**Instruction:**
Quote the data below in full, minus the images.

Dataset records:
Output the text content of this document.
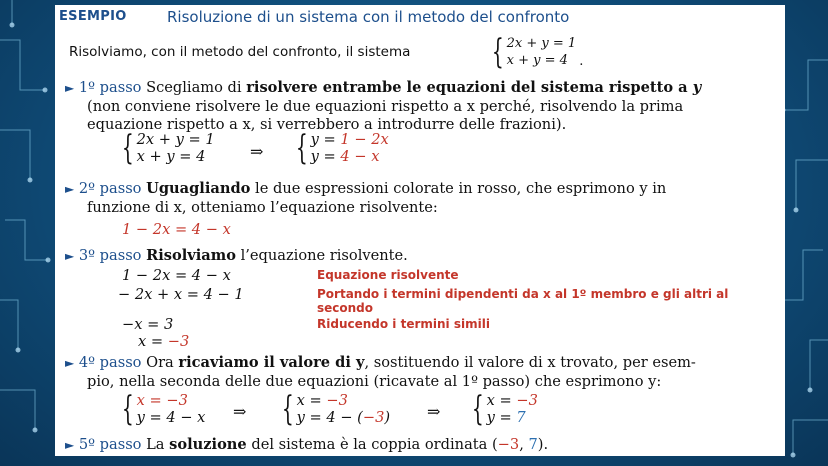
ESEMPIO	Risoluzione di un sistema con il metodo del confronto
Risolviamo, con il metodo del confronto, il sistema { 2x + y = 1
x + y = 4 .
► 1º passo Scegliamo di risolvere entrambe le equazioni del sistema rispetto a y
(non conviene risolvere le due equazioni rispetto a x perché, risolvendo la prima
equazione rispetto a x, si verrebbero a introdurre delle frazioni).
{ 2x + y = 1
x + y = 4	⇒ { y = 1 − 2x
y = 4 − x
► 2º passo Uguagliando le due espressioni colorate in rosso, che esprimono y in
funzione di x, otteniamo l’equazione risolvente:
1 − 2x = 4 − x
► 3º passo Risolviamo l’equazione risolvente.
1 − 2x = 4 − x	Equazione risolvente
− 2x + x = 4 − 1	Portando i termini dipendenti da x al 1º membro e gli altri al
secondo
−x = 3	Riducendo i termini simili
x = −3
► 4º passo Ora ricaviamo il valore di y, sostituendo il valore di x trovato, per esem-
pio, nella seconda delle due equazioni (ricavate al 1º passo) che esprimono y:
{ x = −3
y = 4 − x ⇒ { x = −3
y = 4 − (−3) ⇒ { x = −3
y = 7
► 5º passo La soluzione del sistema è la coppia ordinata (−3, 7).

**Result of this exercise:**
Output the text content of this document.
ESEMPIO	Risoluzione di un sistema con il metodo del confronto
Risolviamo, con il metodo del confronto, il sistema { 2x + y = 1
x + y = 4 .
► 1º passo Scegliamo di risolvere entrambe le equazioni del sistema rispetto a y
(non conviene risolvere le due equazioni rispetto a x perché, risolvendo la prima
equazione rispetto a x, si verrebbero a introdurre delle frazioni).
{ 2x + y = 1
x + y = 4	⇒ { y = 1 − 2x
y = 4 − x
► 2º passo Uguagliando le due espressioni colorate in rosso, che esprimono y in
funzione di x, otteniamo l’equazione risolvente:
1 − 2x = 4 − x
► 3º passo Risolviamo l’equazione risolvente.
1 − 2x = 4 − x	Equazione risolvente
− 2x + x = 4 − 1	Portando i termini dipendenti da x al 1º membro e gli altri al
secondo
−x = 3	Riducendo i termini simili
x = −3
► 4º passo Ora ricaviamo il valore di y, sostituendo il valore di x trovato, per esem-
pio, nella seconda delle due equazioni (ricavate al 1º passo) che esprimono y:
{ x = −3
y = 4 − x ⇒ { x = −3
y = 4 − (−3) ⇒ { x = −3
y = 7
► 5º passo La soluzione del sistema è la coppia ordinata (−3, 7).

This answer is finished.